Description of the task:
Leave out the pictures and copy every record exactly.

Data for the task:
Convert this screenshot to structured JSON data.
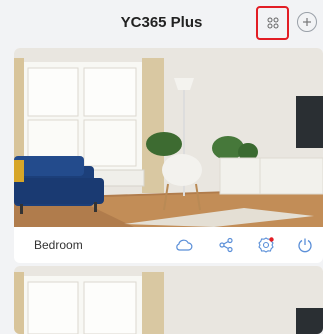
{
  "header": {
    "title": "YC365 Plus",
    "grid_icon": "grid-view-icon",
    "add_icon": "plus-icon",
    "highlight_color": "#e21d24"
  },
  "cameras": [
    {
      "name": "Bedroom",
      "actions": [
        "cloud-icon",
        "share-icon",
        "settings-icon",
        "power-icon"
      ],
      "settings_badge_color": "#e21d24",
      "accent_color": "#5b8fd8"
    },
    {
      "name": ""
    }
  ]
}
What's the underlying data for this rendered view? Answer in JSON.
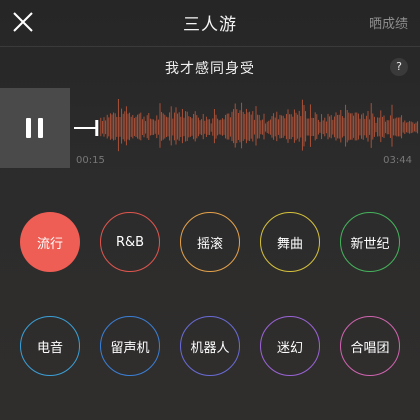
{
  "header": {
    "title": "三人游",
    "share_label": "晒成绩"
  },
  "song": {
    "title": "我才感同身受",
    "help_label": "?"
  },
  "player": {
    "state": "playing",
    "time_current": "00:15",
    "time_total": "03:44",
    "progress": 0.067
  },
  "colors": {
    "accent": "#ee5e55",
    "wave": "#b5553a"
  },
  "genres": [
    {
      "label": "流行",
      "color": "#ee5e55",
      "active": true
    },
    {
      "label": "R&B",
      "color": "#e0564e",
      "active": false
    },
    {
      "label": "摇滚",
      "color": "#e5a24a",
      "active": false
    },
    {
      "label": "舞曲",
      "color": "#d6c23b",
      "active": false
    },
    {
      "label": "新世纪",
      "color": "#46b35c",
      "active": false
    },
    {
      "label": "电音",
      "color": "#3b9fd6",
      "active": false
    },
    {
      "label": "留声机",
      "color": "#3b7fd6",
      "active": false
    },
    {
      "label": "机器人",
      "color": "#6a6bd6",
      "active": false
    },
    {
      "label": "迷幻",
      "color": "#9a64d6",
      "active": false
    },
    {
      "label": "合唱团",
      "color": "#d064b0",
      "active": false
    }
  ]
}
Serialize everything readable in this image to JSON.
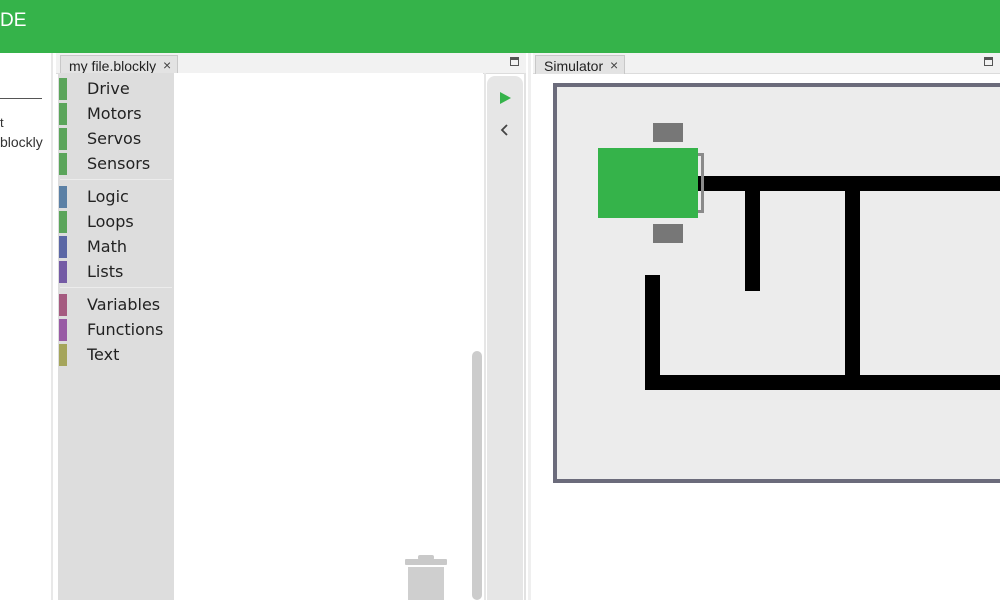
{
  "app": {
    "title": "DE",
    "accent_color": "#35b34a"
  },
  "file_panel": {
    "file_line1": "t",
    "file_line2": "blockly"
  },
  "editor": {
    "tab_label": "my file.blockly",
    "tab_close": "×",
    "toolbox": {
      "groups": [
        [
          {
            "label": "Drive",
            "color": "#5ba55b"
          },
          {
            "label": "Motors",
            "color": "#5ba55b"
          },
          {
            "label": "Servos",
            "color": "#5ba55b"
          },
          {
            "label": "Sensors",
            "color": "#5ba55b"
          }
        ],
        [
          {
            "label": "Logic",
            "color": "#5b80a5"
          },
          {
            "label": "Loops",
            "color": "#5ba55b"
          },
          {
            "label": "Math",
            "color": "#5b67a5"
          },
          {
            "label": "Lists",
            "color": "#745ba5"
          }
        ],
        [
          {
            "label": "Variables",
            "color": "#a55b80"
          },
          {
            "label": "Functions",
            "color": "#995ba5"
          },
          {
            "label": "Text",
            "color": "#a5a55b"
          }
        ]
      ]
    },
    "toolbar": {
      "run_icon": "play-icon",
      "collapse_icon": "chevron-left-icon"
    },
    "trash_icon": "trash-icon"
  },
  "simulator": {
    "tab_label": "Simulator",
    "tab_close": "×",
    "robot_color": "#35b34a",
    "wall_color": "#000000",
    "floor_color": "#ececec",
    "frame_color": "#6b6b7b"
  }
}
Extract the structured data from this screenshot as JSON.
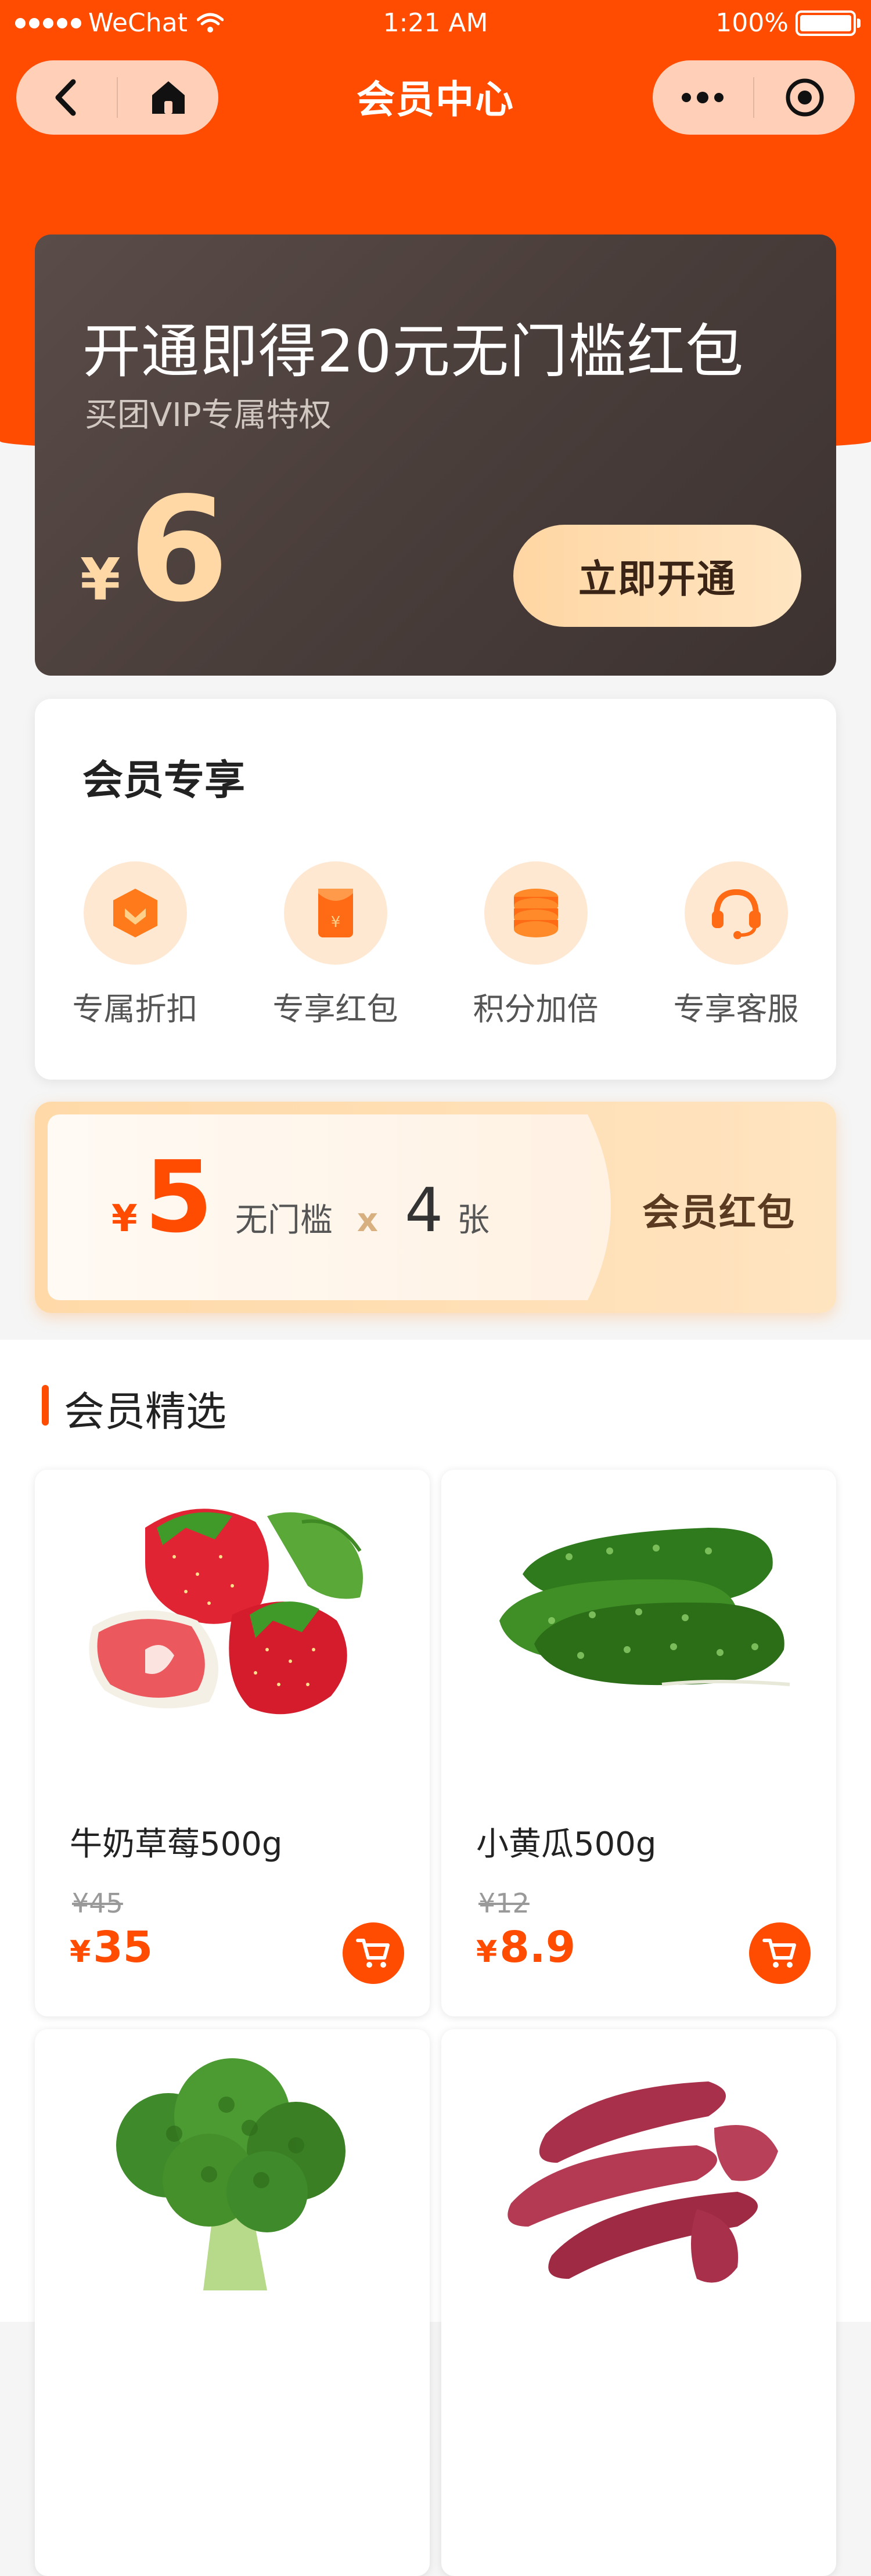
{
  "status_bar": {
    "carrier": "WeChat",
    "time": "1:21 AM",
    "battery": "100%"
  },
  "nav": {
    "title": "会员中心"
  },
  "vip_banner": {
    "title": "开通即得20元无门槛红包",
    "subtitle": "买团VIP专属特权",
    "currency": "¥",
    "price": "6",
    "button": "立即开通"
  },
  "benefits": {
    "title": "会员专享",
    "items": [
      {
        "label": "专属折扣",
        "icon": "discount-shield-icon"
      },
      {
        "label": "专享红包",
        "icon": "red-envelope-icon"
      },
      {
        "label": "积分加倍",
        "icon": "coin-stack-icon"
      },
      {
        "label": "专享客服",
        "icon": "headset-icon"
      }
    ]
  },
  "redpack": {
    "currency": "¥",
    "amount": "5",
    "desc": "无门槛",
    "times": "x",
    "count": "4",
    "unit": "张",
    "label": "会员红包"
  },
  "selection": {
    "title": "会员精选",
    "products": [
      {
        "name": "牛奶草莓500g",
        "original_price": "¥45",
        "currency": "¥",
        "price": "35",
        "image": "strawberry"
      },
      {
        "name": "小黄瓜500g",
        "original_price": "¥12",
        "currency": "¥",
        "price": "8.9",
        "image": "cucumber"
      },
      {
        "name": "",
        "image": "broccoli"
      },
      {
        "name": "",
        "image": "sweet-potato"
      }
    ]
  },
  "colors": {
    "brand_orange": "#ff4c00",
    "vip_dark": "#4a3e3b",
    "gold": "#ffd8a6"
  }
}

Completed task:
Convert this screenshot to structured JSON data.
{
  "header": {
    "title": "YC365 Plus",
    "grid_icon": "grid-view-icon",
    "add_icon": "plus-icon",
    "highlight_color": "#e21d24"
  },
  "cameras": [
    {
      "name": "Bedroom",
      "actions": [
        "cloud-icon",
        "share-icon",
        "settings-icon",
        "power-icon"
      ],
      "settings_badge_color": "#e21d24",
      "accent_color": "#5b8fd8"
    },
    {
      "name": ""
    }
  ]
}
What's the underlying data for this rendered view? Answer in JSON.
{
  "header": {
    "title": "三人游",
    "share_label": "晒成绩"
  },
  "song": {
    "title": "我才感同身受",
    "help_label": "?"
  },
  "player": {
    "state": "playing",
    "time_current": "00:15",
    "time_total": "03:44",
    "progress": 0.067
  },
  "colors": {
    "accent": "#ee5e55",
    "wave": "#b5553a"
  },
  "genres": [
    {
      "label": "流行",
      "color": "#ee5e55",
      "active": true
    },
    {
      "label": "R&B",
      "color": "#e0564e",
      "active": false
    },
    {
      "label": "摇滚",
      "color": "#e5a24a",
      "active": false
    },
    {
      "label": "舞曲",
      "color": "#d6c23b",
      "active": false
    },
    {
      "label": "新世纪",
      "color": "#46b35c",
      "active": false
    },
    {
      "label": "电音",
      "color": "#3b9fd6",
      "active": false
    },
    {
      "label": "留声机",
      "color": "#3b7fd6",
      "active": false
    },
    {
      "label": "机器人",
      "color": "#6a6bd6",
      "active": false
    },
    {
      "label": "迷幻",
      "color": "#9a64d6",
      "active": false
    },
    {
      "label": "合唱团",
      "color": "#d064b0",
      "active": false
    }
  ]
}
Serialize everything readable in this image to JSON.
{
  "app": {
    "title": "DE",
    "accent_color": "#35b34a"
  },
  "file_panel": {
    "file_line1": "t",
    "file_line2": "blockly"
  },
  "editor": {
    "tab_label": "my file.blockly",
    "tab_close": "×",
    "toolbox": {
      "groups": [
        [
          {
            "label": "Drive",
            "color": "#5ba55b"
          },
          {
            "label": "Motors",
            "color": "#5ba55b"
          },
          {
            "label": "Servos",
            "color": "#5ba55b"
          },
          {
            "label": "Sensors",
            "color": "#5ba55b"
          }
        ],
        [
          {
            "label": "Logic",
            "color": "#5b80a5"
          },
          {
            "label": "Loops",
            "color": "#5ba55b"
          },
          {
            "label": "Math",
            "color": "#5b67a5"
          },
          {
            "label": "Lists",
            "color": "#745ba5"
          }
        ],
        [
          {
            "label": "Variables",
            "color": "#a55b80"
          },
          {
            "label": "Functions",
            "color": "#995ba5"
          },
          {
            "label": "Text",
            "color": "#a5a55b"
          }
        ]
      ]
    },
    "toolbar": {
      "run_icon": "play-icon",
      "collapse_icon": "chevron-left-icon"
    },
    "trash_icon": "trash-icon"
  },
  "simulator": {
    "tab_label": "Simulator",
    "tab_close": "×",
    "robot_color": "#35b34a",
    "wall_color": "#000000",
    "floor_color": "#ececec",
    "frame_color": "#6b6b7b"
  }
}
Extract the structured data from this screenshot as JSON.
{
  "status_bar": {
    "carrier": "WeChat",
    "time": "1:21 AM",
    "battery": "100%"
  },
  "nav": {
    "title": "会员中心"
  },
  "vip_banner": {
    "title": "开通即得20元无门槛红包",
    "subtitle": "买团VIP专属特权",
    "currency": "¥",
    "price": "6",
    "button": "立即开通"
  },
  "benefits": {
    "title": "会员专享",
    "items": [
      {
        "label": "专属折扣",
        "icon": "discount-shield-icon"
      },
      {
        "label": "专享红包",
        "icon": "red-envelope-icon"
      },
      {
        "label": "积分加倍",
        "icon": "coin-stack-icon"
      },
      {
        "label": "专享客服",
        "icon": "headset-icon"
      }
    ]
  },
  "redpack": {
    "currency": "¥",
    "amount": "5",
    "desc": "无门槛",
    "times": "x",
    "count": "4",
    "unit": "张",
    "label": "会员红包"
  },
  "selection": {
    "title": "会员精选",
    "products": [
      {
        "name": "牛奶草莓500g",
        "original_price": "¥45",
        "currency": "¥",
        "price": "35",
        "image": "strawberry"
      },
      {
        "name": "小黄瓜500g",
        "original_price": "¥12",
        "currency": "¥",
        "price": "8.9",
        "image": "cucumber"
      },
      {
        "name": "",
        "image": "broccoli"
      },
      {
        "name": "",
        "image": "sweet-potato"
      }
    ]
  },
  "colors": {
    "brand_orange": "#ff4c00",
    "vip_dark": "#4a3e3b",
    "gold": "#ffd8a6"
  }
}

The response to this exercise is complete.